Bounding box annotations:
......
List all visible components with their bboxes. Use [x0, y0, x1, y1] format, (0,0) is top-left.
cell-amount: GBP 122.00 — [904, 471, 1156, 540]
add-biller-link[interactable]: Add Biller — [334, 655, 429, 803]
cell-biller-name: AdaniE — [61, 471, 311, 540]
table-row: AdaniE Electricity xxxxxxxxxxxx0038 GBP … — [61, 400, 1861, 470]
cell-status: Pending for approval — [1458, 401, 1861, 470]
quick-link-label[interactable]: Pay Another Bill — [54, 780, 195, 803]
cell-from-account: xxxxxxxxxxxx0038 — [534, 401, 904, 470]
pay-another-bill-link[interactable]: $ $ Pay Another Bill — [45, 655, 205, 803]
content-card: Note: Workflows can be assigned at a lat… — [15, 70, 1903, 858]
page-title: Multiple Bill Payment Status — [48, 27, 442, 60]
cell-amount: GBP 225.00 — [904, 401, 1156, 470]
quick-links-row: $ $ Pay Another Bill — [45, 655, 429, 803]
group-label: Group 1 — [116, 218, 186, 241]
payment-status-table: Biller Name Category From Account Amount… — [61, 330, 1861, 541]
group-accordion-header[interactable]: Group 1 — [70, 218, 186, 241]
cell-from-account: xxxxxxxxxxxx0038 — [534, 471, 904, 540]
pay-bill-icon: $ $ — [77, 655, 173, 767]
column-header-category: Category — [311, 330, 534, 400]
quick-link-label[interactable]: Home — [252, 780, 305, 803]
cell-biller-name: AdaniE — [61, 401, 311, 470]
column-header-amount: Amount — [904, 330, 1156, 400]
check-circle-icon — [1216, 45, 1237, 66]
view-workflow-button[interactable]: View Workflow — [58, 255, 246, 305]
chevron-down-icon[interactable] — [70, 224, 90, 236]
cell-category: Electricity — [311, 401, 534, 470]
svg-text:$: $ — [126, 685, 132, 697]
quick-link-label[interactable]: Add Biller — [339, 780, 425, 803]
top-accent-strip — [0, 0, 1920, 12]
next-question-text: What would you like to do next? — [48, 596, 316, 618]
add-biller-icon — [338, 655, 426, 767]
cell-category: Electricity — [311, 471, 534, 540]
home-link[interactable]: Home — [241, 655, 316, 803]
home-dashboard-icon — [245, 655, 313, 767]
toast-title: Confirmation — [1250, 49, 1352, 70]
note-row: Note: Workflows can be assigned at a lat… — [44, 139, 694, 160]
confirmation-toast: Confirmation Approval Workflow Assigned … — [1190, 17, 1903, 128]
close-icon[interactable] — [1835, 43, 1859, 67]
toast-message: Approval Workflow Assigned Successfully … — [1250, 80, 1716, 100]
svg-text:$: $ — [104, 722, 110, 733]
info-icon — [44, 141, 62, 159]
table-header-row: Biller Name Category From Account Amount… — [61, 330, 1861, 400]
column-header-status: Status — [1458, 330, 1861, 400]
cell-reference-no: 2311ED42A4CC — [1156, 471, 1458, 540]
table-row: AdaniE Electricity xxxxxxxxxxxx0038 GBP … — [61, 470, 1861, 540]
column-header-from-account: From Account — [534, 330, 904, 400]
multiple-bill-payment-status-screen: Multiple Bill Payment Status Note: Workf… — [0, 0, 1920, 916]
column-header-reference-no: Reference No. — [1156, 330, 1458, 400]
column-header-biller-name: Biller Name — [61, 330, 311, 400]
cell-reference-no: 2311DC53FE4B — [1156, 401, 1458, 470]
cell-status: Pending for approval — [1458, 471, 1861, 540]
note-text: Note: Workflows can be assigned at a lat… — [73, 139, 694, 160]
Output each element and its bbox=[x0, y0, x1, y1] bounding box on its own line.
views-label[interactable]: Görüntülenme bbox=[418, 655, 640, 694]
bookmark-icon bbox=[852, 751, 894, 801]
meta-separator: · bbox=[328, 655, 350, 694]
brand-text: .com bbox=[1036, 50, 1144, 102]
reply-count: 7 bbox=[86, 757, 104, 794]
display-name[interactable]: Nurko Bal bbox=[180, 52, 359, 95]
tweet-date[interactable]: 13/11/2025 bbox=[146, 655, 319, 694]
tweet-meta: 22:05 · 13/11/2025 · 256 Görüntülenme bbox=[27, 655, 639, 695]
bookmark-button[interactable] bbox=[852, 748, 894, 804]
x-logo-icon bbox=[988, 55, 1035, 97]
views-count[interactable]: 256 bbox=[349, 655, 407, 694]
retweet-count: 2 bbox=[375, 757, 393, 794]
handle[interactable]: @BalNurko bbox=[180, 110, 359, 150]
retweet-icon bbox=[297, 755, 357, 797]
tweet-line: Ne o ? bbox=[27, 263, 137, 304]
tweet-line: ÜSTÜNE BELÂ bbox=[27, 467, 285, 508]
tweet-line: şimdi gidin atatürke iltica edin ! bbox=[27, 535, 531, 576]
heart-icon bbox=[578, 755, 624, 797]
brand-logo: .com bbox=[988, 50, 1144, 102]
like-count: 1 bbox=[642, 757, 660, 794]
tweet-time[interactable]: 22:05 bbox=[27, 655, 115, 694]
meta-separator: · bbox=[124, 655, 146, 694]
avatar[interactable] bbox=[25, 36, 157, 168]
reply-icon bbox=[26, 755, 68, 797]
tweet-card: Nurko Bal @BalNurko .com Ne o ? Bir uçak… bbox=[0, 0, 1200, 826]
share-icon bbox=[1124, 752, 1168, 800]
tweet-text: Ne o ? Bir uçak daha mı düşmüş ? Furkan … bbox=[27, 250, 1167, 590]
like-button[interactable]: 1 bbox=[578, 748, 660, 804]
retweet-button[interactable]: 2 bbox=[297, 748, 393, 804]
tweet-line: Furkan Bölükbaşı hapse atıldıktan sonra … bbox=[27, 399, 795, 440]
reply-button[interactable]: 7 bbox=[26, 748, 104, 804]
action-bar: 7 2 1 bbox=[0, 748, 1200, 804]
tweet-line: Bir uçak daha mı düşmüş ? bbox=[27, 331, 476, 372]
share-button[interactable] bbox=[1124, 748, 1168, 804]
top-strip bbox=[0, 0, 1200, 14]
......
Print the rows above again without any change, from the start of the rows through the line that contains "cell-biller-name: AdaniE — [61, 471, 311, 540]".

▶ The output
List all visible components with their bboxes. Use [x0, y0, x1, y1] format, (0,0) is top-left.
cell-amount: GBP 122.00 — [904, 471, 1156, 540]
add-biller-link[interactable]: Add Biller — [334, 655, 429, 803]
cell-biller-name: AdaniE — [61, 471, 311, 540]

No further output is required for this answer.